Extracted records
+ + +

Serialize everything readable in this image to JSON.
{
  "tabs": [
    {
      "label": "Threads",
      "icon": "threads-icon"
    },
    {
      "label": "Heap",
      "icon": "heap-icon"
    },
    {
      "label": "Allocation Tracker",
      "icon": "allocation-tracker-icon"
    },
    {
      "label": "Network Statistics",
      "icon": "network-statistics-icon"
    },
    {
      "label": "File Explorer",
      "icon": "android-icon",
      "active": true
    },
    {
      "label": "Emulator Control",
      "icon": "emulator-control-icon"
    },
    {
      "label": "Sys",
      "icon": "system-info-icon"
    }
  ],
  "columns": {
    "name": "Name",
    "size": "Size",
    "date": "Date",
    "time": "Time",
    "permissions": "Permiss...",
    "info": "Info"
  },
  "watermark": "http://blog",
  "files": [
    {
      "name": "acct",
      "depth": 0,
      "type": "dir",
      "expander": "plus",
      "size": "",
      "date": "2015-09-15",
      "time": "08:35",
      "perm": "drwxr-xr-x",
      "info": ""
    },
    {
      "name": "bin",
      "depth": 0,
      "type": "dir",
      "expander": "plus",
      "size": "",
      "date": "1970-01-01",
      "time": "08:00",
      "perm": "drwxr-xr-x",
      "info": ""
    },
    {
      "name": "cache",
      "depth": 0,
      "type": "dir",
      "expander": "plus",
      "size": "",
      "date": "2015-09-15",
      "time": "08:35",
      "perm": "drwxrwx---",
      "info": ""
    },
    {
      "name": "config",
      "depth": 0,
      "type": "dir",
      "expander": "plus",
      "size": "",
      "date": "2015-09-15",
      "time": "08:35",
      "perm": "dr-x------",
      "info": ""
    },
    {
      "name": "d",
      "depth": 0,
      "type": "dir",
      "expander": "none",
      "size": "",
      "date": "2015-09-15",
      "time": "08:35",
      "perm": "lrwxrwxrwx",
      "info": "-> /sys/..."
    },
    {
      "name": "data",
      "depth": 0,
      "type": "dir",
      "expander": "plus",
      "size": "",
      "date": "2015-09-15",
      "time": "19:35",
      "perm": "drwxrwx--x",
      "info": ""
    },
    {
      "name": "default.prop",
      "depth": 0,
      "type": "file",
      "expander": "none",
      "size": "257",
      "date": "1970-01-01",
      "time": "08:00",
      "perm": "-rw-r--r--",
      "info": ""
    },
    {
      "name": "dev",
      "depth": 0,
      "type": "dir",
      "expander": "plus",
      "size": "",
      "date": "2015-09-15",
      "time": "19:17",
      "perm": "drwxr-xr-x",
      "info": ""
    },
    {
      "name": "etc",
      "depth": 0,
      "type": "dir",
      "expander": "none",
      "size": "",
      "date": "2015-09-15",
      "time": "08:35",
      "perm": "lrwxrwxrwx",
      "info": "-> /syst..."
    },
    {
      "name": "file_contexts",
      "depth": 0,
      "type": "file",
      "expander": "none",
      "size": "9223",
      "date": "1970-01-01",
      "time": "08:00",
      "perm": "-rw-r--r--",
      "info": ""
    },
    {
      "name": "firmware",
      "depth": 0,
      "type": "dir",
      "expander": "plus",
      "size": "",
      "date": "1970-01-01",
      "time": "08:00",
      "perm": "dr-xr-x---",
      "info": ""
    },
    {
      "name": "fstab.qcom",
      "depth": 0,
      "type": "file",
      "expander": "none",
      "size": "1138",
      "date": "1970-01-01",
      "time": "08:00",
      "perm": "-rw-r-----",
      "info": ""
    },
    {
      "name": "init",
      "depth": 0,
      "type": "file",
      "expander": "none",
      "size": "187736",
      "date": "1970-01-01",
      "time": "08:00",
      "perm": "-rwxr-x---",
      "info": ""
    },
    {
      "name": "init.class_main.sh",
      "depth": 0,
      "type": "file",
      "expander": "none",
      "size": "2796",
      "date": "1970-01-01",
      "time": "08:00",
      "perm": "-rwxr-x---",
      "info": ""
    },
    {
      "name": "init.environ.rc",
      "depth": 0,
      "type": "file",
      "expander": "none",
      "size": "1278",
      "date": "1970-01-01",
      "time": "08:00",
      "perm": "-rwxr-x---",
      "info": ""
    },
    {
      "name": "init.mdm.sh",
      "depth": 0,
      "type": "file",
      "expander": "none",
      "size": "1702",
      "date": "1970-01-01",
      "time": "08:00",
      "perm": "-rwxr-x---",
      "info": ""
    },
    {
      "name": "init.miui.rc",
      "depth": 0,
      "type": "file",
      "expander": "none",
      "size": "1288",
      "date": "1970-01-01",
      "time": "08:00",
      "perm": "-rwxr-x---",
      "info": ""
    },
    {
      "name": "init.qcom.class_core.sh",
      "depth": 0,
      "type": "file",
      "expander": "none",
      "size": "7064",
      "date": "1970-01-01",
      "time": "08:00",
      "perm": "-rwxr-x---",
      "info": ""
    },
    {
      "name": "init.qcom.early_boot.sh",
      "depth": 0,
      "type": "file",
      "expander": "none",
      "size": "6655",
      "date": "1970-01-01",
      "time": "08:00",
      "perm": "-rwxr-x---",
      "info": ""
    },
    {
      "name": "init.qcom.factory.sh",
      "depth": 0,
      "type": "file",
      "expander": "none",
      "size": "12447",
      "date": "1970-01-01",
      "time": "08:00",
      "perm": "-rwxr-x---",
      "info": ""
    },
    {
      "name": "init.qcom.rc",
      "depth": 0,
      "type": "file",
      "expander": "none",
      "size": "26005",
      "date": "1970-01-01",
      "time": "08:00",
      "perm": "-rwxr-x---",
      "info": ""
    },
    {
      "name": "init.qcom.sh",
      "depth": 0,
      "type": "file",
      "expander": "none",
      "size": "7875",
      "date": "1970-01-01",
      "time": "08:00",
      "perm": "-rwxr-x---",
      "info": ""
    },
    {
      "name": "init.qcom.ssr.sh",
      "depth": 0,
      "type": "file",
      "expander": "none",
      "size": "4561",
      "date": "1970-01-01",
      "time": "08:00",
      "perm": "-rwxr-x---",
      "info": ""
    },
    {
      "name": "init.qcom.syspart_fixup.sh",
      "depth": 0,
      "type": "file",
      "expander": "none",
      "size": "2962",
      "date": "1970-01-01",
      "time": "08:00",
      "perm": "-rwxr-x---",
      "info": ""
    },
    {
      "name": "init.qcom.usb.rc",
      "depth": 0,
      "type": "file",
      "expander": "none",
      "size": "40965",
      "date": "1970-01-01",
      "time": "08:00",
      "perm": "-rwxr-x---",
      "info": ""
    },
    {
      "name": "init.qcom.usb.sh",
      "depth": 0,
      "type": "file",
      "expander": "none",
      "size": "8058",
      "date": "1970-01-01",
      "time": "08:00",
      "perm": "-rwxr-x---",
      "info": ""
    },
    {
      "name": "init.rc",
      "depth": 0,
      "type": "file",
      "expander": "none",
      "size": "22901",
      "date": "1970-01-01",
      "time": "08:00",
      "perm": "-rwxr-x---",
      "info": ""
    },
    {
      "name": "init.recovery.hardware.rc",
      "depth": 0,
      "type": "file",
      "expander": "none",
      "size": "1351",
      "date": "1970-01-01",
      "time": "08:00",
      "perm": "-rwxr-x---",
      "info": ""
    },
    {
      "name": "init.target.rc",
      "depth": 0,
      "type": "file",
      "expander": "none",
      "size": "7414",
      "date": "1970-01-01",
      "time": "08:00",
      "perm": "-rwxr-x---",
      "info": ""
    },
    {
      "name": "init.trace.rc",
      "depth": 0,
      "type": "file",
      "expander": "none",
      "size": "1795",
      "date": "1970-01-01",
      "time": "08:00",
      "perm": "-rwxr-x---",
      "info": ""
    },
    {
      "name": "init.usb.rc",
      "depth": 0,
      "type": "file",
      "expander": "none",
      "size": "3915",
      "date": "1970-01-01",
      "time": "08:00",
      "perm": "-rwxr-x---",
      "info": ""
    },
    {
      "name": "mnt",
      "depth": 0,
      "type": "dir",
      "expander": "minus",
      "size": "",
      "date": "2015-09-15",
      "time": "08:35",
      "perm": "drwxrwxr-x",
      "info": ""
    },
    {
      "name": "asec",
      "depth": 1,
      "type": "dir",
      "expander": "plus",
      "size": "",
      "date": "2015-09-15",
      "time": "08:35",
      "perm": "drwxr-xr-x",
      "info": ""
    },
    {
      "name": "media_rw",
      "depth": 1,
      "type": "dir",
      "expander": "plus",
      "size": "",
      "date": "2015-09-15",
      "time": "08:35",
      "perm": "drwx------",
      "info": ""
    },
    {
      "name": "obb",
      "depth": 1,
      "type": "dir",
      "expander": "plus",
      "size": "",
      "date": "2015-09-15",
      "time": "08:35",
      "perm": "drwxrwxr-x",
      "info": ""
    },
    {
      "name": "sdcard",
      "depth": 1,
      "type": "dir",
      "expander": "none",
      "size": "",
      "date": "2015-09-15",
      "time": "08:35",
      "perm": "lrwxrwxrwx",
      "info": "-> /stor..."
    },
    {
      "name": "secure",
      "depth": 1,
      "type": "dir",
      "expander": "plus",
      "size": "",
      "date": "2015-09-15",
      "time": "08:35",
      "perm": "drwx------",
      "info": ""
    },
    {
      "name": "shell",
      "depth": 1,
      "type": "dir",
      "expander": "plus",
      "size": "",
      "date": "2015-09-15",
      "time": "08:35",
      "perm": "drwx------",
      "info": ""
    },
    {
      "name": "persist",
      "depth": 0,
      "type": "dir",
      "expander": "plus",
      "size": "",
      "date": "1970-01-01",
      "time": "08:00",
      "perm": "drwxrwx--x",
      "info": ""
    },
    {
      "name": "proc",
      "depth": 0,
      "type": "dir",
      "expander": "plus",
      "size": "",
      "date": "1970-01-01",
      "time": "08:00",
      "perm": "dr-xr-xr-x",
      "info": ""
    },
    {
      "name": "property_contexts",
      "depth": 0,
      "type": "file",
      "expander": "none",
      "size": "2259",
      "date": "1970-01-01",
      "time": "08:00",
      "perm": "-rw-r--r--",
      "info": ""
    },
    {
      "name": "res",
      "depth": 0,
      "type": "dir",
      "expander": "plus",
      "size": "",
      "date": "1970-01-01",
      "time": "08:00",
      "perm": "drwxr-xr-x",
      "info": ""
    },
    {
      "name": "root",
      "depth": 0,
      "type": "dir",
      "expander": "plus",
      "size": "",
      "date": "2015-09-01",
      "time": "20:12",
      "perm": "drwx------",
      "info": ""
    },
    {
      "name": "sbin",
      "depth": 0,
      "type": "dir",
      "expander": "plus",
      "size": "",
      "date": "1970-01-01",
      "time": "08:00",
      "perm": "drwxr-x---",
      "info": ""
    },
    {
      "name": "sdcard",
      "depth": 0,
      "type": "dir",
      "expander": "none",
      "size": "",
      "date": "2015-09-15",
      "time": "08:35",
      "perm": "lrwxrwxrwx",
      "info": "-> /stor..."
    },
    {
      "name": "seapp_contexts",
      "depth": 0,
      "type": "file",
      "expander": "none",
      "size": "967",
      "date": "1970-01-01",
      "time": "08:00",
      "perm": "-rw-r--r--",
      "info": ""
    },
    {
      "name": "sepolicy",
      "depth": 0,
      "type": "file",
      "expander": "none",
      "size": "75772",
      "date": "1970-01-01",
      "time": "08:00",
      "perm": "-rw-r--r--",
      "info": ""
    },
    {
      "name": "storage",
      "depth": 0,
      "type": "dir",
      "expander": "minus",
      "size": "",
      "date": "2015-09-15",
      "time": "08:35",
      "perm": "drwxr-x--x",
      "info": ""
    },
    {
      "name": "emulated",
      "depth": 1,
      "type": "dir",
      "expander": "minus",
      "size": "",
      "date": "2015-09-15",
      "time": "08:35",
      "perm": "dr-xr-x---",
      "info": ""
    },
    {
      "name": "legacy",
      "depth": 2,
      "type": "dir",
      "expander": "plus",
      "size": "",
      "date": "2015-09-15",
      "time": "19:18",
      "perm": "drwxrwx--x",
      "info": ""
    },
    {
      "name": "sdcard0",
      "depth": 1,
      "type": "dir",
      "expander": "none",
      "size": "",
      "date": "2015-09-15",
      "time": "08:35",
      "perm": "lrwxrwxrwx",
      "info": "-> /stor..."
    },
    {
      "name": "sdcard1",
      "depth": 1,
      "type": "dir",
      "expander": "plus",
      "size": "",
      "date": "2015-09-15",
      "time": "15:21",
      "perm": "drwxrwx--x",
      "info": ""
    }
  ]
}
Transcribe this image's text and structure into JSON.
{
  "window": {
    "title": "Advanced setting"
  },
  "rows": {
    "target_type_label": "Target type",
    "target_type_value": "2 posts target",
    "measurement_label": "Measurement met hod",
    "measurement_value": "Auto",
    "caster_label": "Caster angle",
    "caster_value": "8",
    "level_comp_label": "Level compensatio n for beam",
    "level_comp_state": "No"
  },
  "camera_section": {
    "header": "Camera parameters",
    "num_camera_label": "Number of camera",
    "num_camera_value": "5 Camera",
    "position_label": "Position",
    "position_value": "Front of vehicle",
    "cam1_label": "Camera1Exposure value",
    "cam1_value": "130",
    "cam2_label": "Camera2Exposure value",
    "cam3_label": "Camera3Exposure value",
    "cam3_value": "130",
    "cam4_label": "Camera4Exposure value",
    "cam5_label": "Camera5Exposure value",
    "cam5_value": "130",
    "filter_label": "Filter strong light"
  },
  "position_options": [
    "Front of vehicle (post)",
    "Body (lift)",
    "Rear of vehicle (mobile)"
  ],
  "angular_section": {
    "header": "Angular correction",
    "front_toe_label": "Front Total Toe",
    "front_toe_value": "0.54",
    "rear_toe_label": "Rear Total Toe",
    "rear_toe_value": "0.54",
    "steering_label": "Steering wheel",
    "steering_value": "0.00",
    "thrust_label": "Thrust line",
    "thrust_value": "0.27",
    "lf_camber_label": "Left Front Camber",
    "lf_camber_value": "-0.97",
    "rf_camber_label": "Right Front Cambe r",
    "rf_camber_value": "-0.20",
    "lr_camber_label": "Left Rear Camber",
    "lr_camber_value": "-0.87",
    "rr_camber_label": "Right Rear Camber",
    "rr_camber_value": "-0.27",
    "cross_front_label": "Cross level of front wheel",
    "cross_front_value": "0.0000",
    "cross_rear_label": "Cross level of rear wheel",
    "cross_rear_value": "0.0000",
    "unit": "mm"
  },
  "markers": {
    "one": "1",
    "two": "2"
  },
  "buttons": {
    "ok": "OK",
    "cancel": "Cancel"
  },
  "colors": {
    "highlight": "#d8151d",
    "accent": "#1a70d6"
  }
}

+ + +

- **Written problem**
Check each line above for "vehicle" and return the ones that have it.

- **Exercise answer**
    "position_value": "Front of vehicle",
    "Front of vehicle (post)",
    "Rear of vehicle (mobile)"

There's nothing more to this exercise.